▶ [The problem]
Please print the full listing exactly.
+++ Records provided +++
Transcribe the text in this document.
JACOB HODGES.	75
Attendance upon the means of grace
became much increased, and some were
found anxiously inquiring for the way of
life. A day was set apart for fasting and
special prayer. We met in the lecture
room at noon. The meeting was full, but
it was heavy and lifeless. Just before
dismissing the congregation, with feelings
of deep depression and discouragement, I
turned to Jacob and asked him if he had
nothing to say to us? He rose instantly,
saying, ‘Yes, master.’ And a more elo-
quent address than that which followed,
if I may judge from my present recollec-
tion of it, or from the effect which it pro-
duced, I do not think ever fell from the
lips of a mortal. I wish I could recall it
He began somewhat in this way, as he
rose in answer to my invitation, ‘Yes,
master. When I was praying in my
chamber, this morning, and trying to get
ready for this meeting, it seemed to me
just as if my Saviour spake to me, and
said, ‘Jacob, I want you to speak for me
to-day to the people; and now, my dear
+++
▶ [Exercise result]
Transcribe the text in this document.
JACOB HODGES.	75
Attendance upon the means of grace
became much increased, and some were
found anxiously inquiring for the way of
life. A day was set apart for fasting and
special prayer. We met in the lecture
room at noon. The meeting was full, but
it was heavy and lifeless. Just before
dismissing the congregation, with feelings
of deep depression and discouragement, I
turned to Jacob and asked him if he had
nothing to say to us? He rose instantly,
saying, ‘Yes, master.’ And a more elo-
quent address than that which followed,
if I may judge from my present recollec-
tion of it, or from the effect which it pro-
duced, I do not think ever fell from the
lips of a mortal. I wish I could recall it
He began somewhat in this way, as he
rose in answer to my invitation, ‘Yes,
master. When I was praying in my
chamber, this morning, and trying to get
ready for this meeting, it seemed to me
just as if my Saviour spake to me, and
said, ‘Jacob, I want you to speak for me
to-day to the people; and now, my dear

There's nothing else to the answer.